── Raw data ──

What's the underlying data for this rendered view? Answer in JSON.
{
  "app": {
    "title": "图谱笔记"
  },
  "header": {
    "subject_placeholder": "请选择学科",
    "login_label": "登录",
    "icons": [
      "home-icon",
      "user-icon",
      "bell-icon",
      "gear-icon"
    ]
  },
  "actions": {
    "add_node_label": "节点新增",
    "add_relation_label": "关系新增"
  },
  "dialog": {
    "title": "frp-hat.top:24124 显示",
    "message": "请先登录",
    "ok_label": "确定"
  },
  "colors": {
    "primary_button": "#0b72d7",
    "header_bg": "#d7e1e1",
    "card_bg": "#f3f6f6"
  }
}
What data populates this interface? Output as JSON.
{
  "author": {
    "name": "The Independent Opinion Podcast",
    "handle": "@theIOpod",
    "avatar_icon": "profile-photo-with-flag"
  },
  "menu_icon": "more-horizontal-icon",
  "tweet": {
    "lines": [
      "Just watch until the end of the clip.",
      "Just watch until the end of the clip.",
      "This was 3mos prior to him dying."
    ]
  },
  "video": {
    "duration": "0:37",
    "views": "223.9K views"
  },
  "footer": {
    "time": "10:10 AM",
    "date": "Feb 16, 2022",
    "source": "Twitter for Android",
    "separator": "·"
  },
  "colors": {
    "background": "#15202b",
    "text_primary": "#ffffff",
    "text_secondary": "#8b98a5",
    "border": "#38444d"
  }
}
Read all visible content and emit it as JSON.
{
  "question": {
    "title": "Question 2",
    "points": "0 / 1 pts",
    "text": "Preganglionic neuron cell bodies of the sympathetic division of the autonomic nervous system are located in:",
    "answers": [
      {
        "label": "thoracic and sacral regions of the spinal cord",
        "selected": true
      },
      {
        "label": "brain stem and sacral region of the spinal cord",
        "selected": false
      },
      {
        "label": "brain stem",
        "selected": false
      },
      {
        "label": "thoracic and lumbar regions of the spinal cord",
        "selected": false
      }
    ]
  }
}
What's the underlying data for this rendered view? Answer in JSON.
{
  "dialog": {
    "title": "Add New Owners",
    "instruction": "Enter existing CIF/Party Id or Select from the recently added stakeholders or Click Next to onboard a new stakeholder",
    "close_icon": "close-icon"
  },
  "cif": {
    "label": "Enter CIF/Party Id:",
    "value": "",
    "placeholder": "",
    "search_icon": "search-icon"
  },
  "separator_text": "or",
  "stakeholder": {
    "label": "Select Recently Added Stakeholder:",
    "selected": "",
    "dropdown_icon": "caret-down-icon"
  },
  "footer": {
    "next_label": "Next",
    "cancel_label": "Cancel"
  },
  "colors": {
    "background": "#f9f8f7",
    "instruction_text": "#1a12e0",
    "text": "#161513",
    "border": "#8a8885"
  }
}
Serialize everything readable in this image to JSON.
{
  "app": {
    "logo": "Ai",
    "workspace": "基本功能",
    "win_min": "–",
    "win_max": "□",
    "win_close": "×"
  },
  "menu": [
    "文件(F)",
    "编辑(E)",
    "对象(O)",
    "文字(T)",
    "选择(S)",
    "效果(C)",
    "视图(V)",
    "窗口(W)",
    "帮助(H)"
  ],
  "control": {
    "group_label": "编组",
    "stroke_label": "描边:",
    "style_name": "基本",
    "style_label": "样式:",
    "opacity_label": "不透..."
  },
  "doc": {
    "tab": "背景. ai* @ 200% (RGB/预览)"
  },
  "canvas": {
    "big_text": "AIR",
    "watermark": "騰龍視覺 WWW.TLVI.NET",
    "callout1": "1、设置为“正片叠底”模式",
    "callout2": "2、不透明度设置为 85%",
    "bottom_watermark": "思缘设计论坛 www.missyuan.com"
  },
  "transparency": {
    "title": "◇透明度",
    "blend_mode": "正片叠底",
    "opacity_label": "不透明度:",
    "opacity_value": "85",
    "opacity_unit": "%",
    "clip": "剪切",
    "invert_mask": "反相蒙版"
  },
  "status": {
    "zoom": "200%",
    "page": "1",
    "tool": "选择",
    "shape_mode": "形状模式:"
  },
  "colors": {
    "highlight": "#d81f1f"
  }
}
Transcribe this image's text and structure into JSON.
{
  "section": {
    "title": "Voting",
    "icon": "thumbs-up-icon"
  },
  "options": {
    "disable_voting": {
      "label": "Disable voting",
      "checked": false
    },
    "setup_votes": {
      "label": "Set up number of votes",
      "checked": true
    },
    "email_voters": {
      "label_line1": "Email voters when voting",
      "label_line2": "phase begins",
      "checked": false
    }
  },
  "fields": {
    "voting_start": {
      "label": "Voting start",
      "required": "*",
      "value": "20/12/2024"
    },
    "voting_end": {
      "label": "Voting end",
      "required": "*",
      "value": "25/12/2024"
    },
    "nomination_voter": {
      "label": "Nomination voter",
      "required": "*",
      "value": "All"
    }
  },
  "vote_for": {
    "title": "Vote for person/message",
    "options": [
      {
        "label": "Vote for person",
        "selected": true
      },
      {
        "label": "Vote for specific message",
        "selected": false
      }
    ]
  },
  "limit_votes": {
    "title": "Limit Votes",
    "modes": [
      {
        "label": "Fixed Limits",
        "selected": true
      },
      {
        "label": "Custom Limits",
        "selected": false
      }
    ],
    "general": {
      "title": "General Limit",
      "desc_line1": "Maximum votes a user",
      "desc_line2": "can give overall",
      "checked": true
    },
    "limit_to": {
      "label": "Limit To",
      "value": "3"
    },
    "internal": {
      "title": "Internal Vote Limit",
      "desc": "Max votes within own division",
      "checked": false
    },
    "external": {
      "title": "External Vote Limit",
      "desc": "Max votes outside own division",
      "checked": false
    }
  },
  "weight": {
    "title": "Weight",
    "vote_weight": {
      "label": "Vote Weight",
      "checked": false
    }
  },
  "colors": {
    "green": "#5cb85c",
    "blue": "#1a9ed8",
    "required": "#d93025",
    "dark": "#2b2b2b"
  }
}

───

» **Task**
Scan the listing above for the word "Limits" and show each line where it is found.

» **Written solution**
        "label": "Fixed Limits",
        "label": "Custom Limits",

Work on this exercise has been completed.